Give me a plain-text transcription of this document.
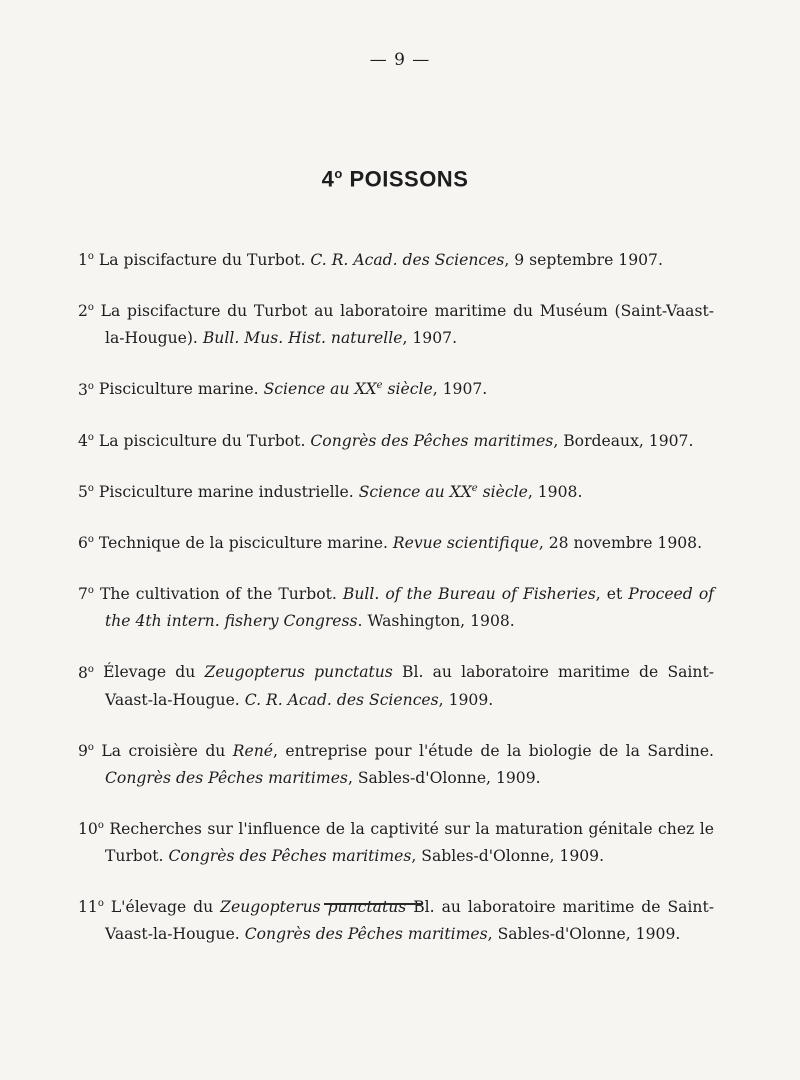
— 9 —
4$^o$ POISSONS

1$^o$ La piscifacture du Turbot. C. R. Acad. des Sciences, 9 septembre 1907.

2$^o$ La piscifacture du Turbot au laboratoire maritime du Muséum (Saint-Vaast-la-Hougue). Bull. Mus. Hist. naturelle, 1907.

3$^o$ Pisciculture marine. Science au XXe siècle, 1907.

4$^o$ La pisciculture du Turbot. Congrès des Pêches maritimes, Bordeaux, 1907.

5$^o$ Pisciculture marine industrielle. Science au XXe siècle, 1908.

6$^o$ Technique de la pisciculture marine. Revue scientifique, 28 novembre 1908.

7$^o$ The cultivation of the Turbot. Bull. of the Bureau of Fisheries, et Proceed of the 4th intern. fishery Congress. Washington, 1908.

8$^o$ Élevage du Zeugopterus punctatus Bl. au laboratoire maritime de Saint-Vaast-la-Hougue. C. R. Acad. des Sciences, 1909.

9$^o$ La croisière du René, entreprise pour l'étude de la biologie de la Sardine. Congrès des Pêches maritimes, Sables-d'Olonne, 1909.

10$^o$ Recherches sur l'influence de la captivité sur la maturation génitale chez le Turbot. Congrès des Pêches maritimes, Sables-d'Olonne, 1909.

11$^o$ L'élevage du Zeugopterus punctatus Bl. au laboratoire maritime de Saint-Vaast-la-Hougue. Congrès des Pêches maritimes, Sables-d'Olonne, 1909.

• • • •

# Instructions to follow
Output the data above without changes, apart from leaving out the pictures.

# The output
Give me a plain-text transcription of this document.
— 9 —
4$^o$ POISSONS

1$^o$ La piscifacture du Turbot. C. R. Acad. des Sciences, 9 septembre 1907.

2$^o$ La piscifacture du Turbot au laboratoire maritime du Muséum (Saint-Vaast-la-Hougue). Bull. Mus. Hist. naturelle, 1907.

3$^o$ Pisciculture marine. Science au XXe siècle, 1907.

4$^o$ La pisciculture du Turbot. Congrès des Pêches maritimes, Bordeaux, 1907.

5$^o$ Pisciculture marine industrielle. Science au XXe siècle, 1908.

6$^o$ Technique de la pisciculture marine. Revue scientifique, 28 novembre 1908.

7$^o$ The cultivation of the Turbot. Bull. of the Bureau of Fisheries, et Proceed of the 4th intern. fishery Congress. Washington, 1908.

8$^o$ Élevage du Zeugopterus punctatus Bl. au laboratoire maritime de Saint-Vaast-la-Hougue. C. R. Acad. des Sciences, 1909.

9$^o$ La croisière du René, entreprise pour l'étude de la biologie de la Sardine. Congrès des Pêches maritimes, Sables-d'Olonne, 1909.

10$^o$ Recherches sur l'influence de la captivité sur la maturation génitale chez le Turbot. Congrès des Pêches maritimes, Sables-d'Olonne, 1909.

11$^o$ L'élevage du Zeugopterus punctatus Bl. au laboratoire maritime de Saint-Vaast-la-Hougue. Congrès des Pêches maritimes, Sables-d'Olonne, 1909.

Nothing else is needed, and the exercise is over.